ENTRIES SUPPLIED:
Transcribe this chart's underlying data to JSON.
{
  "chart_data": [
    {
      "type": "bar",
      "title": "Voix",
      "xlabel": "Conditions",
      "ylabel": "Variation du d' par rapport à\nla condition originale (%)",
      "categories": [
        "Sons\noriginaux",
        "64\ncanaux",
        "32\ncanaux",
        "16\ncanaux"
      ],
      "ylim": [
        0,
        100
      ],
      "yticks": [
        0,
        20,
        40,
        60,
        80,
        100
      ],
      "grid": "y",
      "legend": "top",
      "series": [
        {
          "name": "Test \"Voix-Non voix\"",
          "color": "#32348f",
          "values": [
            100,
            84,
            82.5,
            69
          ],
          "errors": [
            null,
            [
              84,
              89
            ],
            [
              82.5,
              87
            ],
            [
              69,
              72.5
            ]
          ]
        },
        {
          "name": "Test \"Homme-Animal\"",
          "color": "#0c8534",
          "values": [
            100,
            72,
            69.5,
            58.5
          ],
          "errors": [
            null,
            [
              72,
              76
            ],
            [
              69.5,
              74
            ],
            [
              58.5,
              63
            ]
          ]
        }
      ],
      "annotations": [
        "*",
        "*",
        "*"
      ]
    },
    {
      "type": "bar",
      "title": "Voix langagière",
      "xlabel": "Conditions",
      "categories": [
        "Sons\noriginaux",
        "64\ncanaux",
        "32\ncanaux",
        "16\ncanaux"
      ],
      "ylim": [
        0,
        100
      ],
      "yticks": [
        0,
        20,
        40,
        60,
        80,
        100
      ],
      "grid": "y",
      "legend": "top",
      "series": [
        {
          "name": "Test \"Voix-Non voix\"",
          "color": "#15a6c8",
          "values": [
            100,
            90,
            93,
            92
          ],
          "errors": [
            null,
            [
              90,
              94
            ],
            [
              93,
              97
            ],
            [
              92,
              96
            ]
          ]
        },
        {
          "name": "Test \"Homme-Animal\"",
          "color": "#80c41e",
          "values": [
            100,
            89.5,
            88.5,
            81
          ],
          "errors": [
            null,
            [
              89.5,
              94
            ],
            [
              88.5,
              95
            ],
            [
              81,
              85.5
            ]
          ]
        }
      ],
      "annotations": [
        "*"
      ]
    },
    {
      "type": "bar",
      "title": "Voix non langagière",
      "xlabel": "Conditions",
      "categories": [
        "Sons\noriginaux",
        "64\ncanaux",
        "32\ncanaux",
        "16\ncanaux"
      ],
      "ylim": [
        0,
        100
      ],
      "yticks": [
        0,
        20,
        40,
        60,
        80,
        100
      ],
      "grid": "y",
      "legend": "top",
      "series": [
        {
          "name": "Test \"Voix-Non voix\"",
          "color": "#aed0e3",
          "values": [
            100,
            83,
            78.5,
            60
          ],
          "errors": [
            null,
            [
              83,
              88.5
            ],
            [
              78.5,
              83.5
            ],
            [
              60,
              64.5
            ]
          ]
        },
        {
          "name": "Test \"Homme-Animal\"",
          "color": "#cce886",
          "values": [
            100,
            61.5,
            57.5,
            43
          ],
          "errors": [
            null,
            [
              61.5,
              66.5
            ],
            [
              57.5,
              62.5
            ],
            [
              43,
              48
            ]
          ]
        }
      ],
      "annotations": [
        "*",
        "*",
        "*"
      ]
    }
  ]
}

SET TASK:
Copy out all of the records above with nothing altered.

WRITTEN ANSWER:
Transcribe this chart's underlying data to JSON.
{
  "chart_data": [
    {
      "type": "bar",
      "title": "Voix",
      "xlabel": "Conditions",
      "ylabel": "Variation du d' par rapport à\nla condition originale (%)",
      "categories": [
        "Sons\noriginaux",
        "64\ncanaux",
        "32\ncanaux",
        "16\ncanaux"
      ],
      "ylim": [
        0,
        100
      ],
      "yticks": [
        0,
        20,
        40,
        60,
        80,
        100
      ],
      "grid": "y",
      "legend": "top",
      "series": [
        {
          "name": "Test \"Voix-Non voix\"",
          "color": "#32348f",
          "values": [
            100,
            84,
            82.5,
            69
          ],
          "errors": [
            null,
            [
              84,
              89
            ],
            [
              82.5,
              87
            ],
            [
              69,
              72.5
            ]
          ]
        },
        {
          "name": "Test \"Homme-Animal\"",
          "color": "#0c8534",
          "values": [
            100,
            72,
            69.5,
            58.5
          ],
          "errors": [
            null,
            [
              72,
              76
            ],
            [
              69.5,
              74
            ],
            [
              58.5,
              63
            ]
          ]
        }
      ],
      "annotations": [
        "*",
        "*",
        "*"
      ]
    },
    {
      "type": "bar",
      "title": "Voix langagière",
      "xlabel": "Conditions",
      "categories": [
        "Sons\noriginaux",
        "64\ncanaux",
        "32\ncanaux",
        "16\ncanaux"
      ],
      "ylim": [
        0,
        100
      ],
      "yticks": [
        0,
        20,
        40,
        60,
        80,
        100
      ],
      "grid": "y",
      "legend": "top",
      "series": [
        {
          "name": "Test \"Voix-Non voix\"",
          "color": "#15a6c8",
          "values": [
            100,
            90,
            93,
            92
          ],
          "errors": [
            null,
            [
              90,
              94
            ],
            [
              93,
              97
            ],
            [
              92,
              96
            ]
          ]
        },
        {
          "name": "Test \"Homme-Animal\"",
          "color": "#80c41e",
          "values": [
            100,
            89.5,
            88.5,
            81
          ],
          "errors": [
            null,
            [
              89.5,
              94
            ],
            [
              88.5,
              95
            ],
            [
              81,
              85.5
            ]
          ]
        }
      ],
      "annotations": [
        "*"
      ]
    },
    {
      "type": "bar",
      "title": "Voix non langagière",
      "xlabel": "Conditions",
      "categories": [
        "Sons\noriginaux",
        "64\ncanaux",
        "32\ncanaux",
        "16\ncanaux"
      ],
      "ylim": [
        0,
        100
      ],
      "yticks": [
        0,
        20,
        40,
        60,
        80,
        100
      ],
      "grid": "y",
      "legend": "top",
      "series": [
        {
          "name": "Test \"Voix-Non voix\"",
          "color": "#aed0e3",
          "values": [
            100,
            83,
            78.5,
            60
          ],
          "errors": [
            null,
            [
              83,
              88.5
            ],
            [
              78.5,
              83.5
            ],
            [
              60,
              64.5
            ]
          ]
        },
        {
          "name": "Test \"Homme-Animal\"",
          "color": "#cce886",
          "values": [
            100,
            61.5,
            57.5,
            43
          ],
          "errors": [
            null,
            [
              61.5,
              66.5
            ],
            [
              57.5,
              62.5
            ],
            [
              43,
              48
            ]
          ]
        }
      ],
      "annotations": [
        "*",
        "*",
        "*"
      ]
    }
  ]
}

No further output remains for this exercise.